* START Items *
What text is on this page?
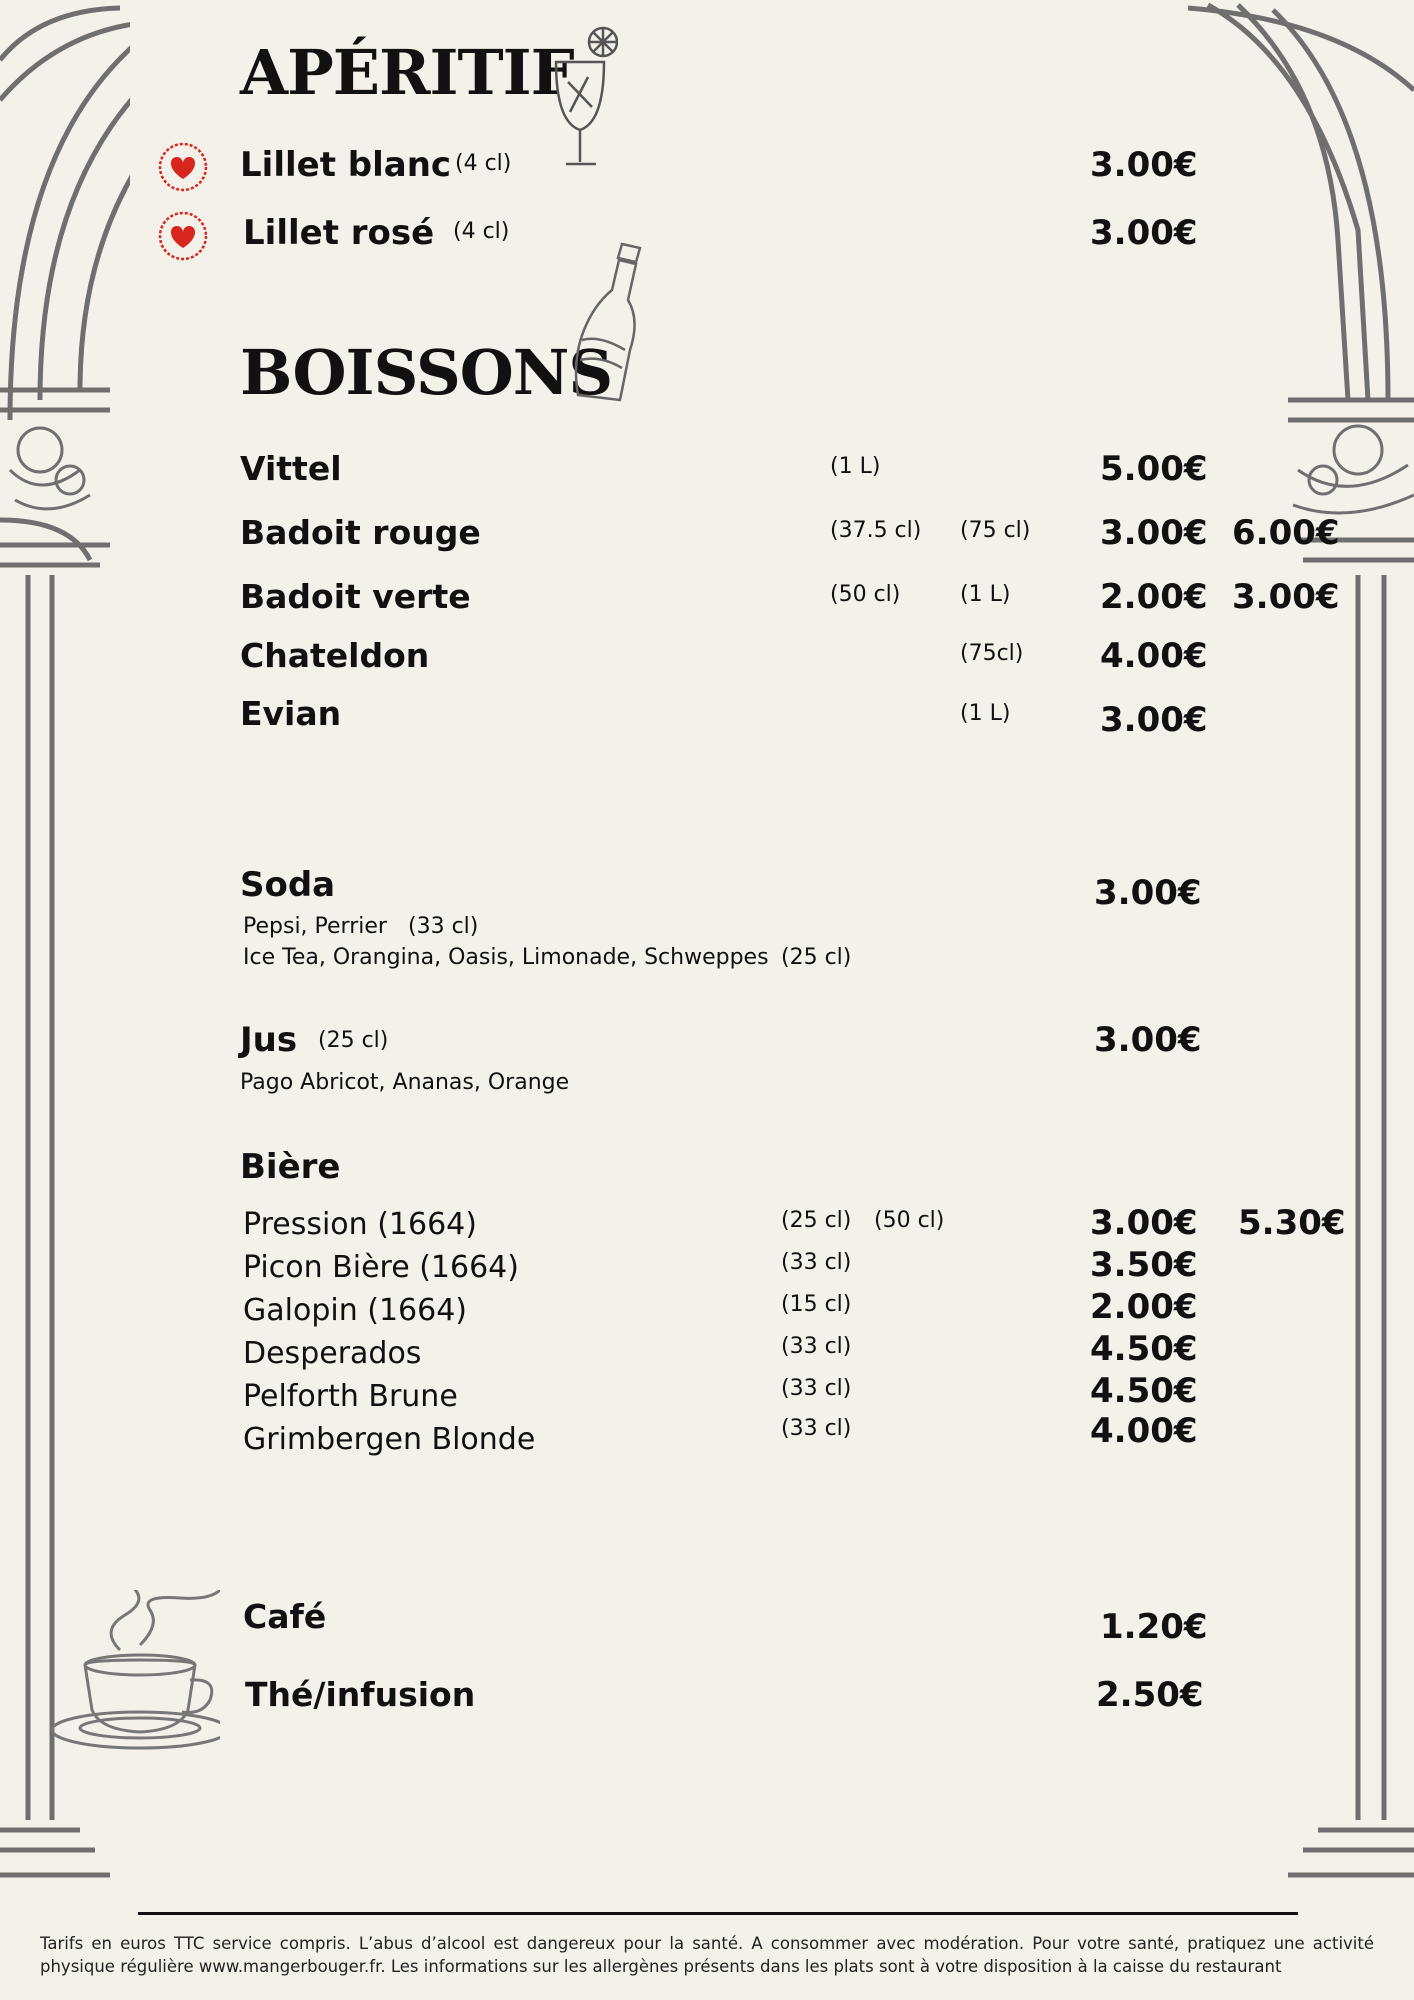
APÉRITIF
Lillet blanc (4 cl)	3.00€
Lillet rosé (4 cl)	3.00€
BOISSONS
Vittel	(1 L)	5.00€
Badoit rouge	(37.5 cl) (75 cl) 3.00€ 6.00€
Badoit verte	(50 cl)	(1 L)	2.00€ 3.00€
Chateldon	(75cl) 4.00€
Evian	(1 L)	3.00€
Soda	3.00€
Pepsi, Perrier (33 cl)
Ice Tea, Orangina, Oasis, Limonade, Schweppes (25 cl)
Jus (25 cl)	3.00€
Pago Abricot, Ananas, Orange
Bière
Pression (1664)	(25 cl) (50 cl)	3.00€ 5.30€
Picon Bière (1664)	(33 cl)	3.50€
Galopin (1664)	(15 cl)	2.00€
Desperados	(33 cl)	4.50€
Pelforth Brune	(33 cl)	4.50€
Grimbergen Blonde	(33 cl)	4.00€
Café	1.20€
Thé/infusion	2.50€
Tarifs en euros TTC service compris. L’abus d’alcool est dangereux pour la santé. A consommer avec modération. Pour votre santé, pratiquez une activité physique régulière www.mangerbouger.fr. Les informations sur les allergènes présents dans les plats sont à votre disposition à la caisse du restaurant
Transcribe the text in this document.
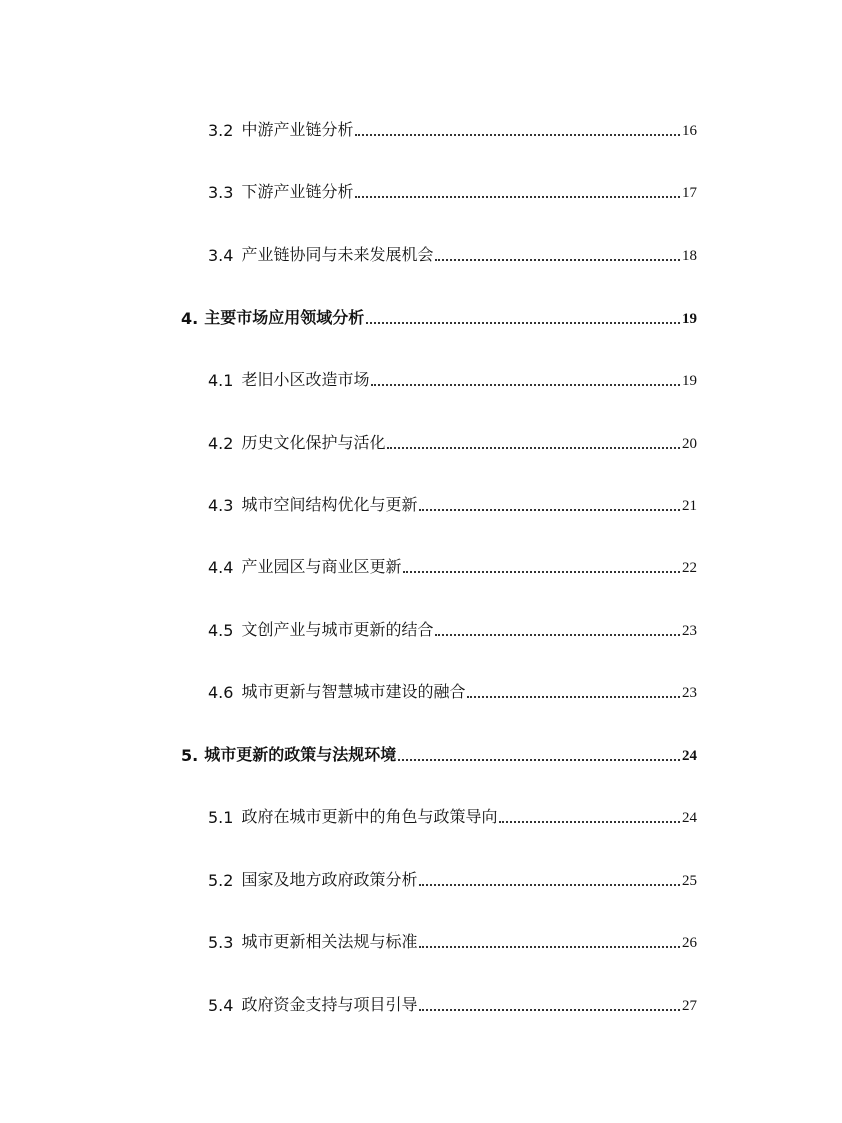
3.2 中游产业链分析	16
3.3 下游产业链分析	17
3.4 产业链协同与未来发展机会	18
4. 主要市场应用领域分析	19
4.1 老旧小区改造市场	19
4.2 历史文化保护与活化	20
4.3 城市空间结构优化与更新	21
4.4 产业园区与商业区更新	22
4.5 文创产业与城市更新的结合	23
4.6 城市更新与智慧城市建设的融合	23
5. 城市更新的政策与法规环境	24
5.1 政府在城市更新中的角色与政策导向	24
5.2 国家及地方政府政策分析	25
5.3 城市更新相关法规与标准	26
5.4 政府资金支持与项目引导	27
* END Items *
Task to complete: Repeat the full listing above exactly, with no pictures in the copy.

Written solution:
What text is on this page?
APÉRITIF
Lillet blanc (4 cl)	3.00€
Lillet rosé (4 cl)	3.00€
BOISSONS
Vittel	(1 L)	5.00€
Badoit rouge	(37.5 cl) (75 cl) 3.00€ 6.00€
Badoit verte	(50 cl)	(1 L)	2.00€ 3.00€
Chateldon	(75cl) 4.00€
Evian	(1 L)	3.00€
Soda	3.00€
Pepsi, Perrier (33 cl)
Ice Tea, Orangina, Oasis, Limonade, Schweppes (25 cl)
Jus (25 cl)	3.00€
Pago Abricot, Ananas, Orange
Bière
Pression (1664)	(25 cl) (50 cl)	3.00€ 5.30€
Picon Bière (1664)	(33 cl)	3.50€
Galopin (1664)	(15 cl)	2.00€
Desperados	(33 cl)	4.50€
Pelforth Brune	(33 cl)	4.50€
Grimbergen Blonde	(33 cl)	4.00€
Café	1.20€
Thé/infusion	2.50€
Tarifs en euros TTC service compris. L’abus d’alcool est dangereux pour la santé. A consommer avec modération. Pour votre santé, pratiquez une activité physique régulière www.mangerbouger.fr. Les informations sur les allergènes présents dans les plats sont à votre disposition à la caisse du restaurant
Transcribe the text in this document.
3.2 中游产业链分析	16
3.3 下游产业链分析	17
3.4 产业链协同与未来发展机会	18
4. 主要市场应用领域分析	19
4.1 老旧小区改造市场	19
4.2 历史文化保护与活化	20
4.3 城市空间结构优化与更新	21
4.4 产业园区与商业区更新	22
4.5 文创产业与城市更新的结合	23
4.6 城市更新与智慧城市建设的融合	23
5. 城市更新的政策与法规环境	24
5.1 政府在城市更新中的角色与政策导向	24
5.2 国家及地方政府政策分析	25
5.3 城市更新相关法规与标准	26
5.4 政府资金支持与项目引导	27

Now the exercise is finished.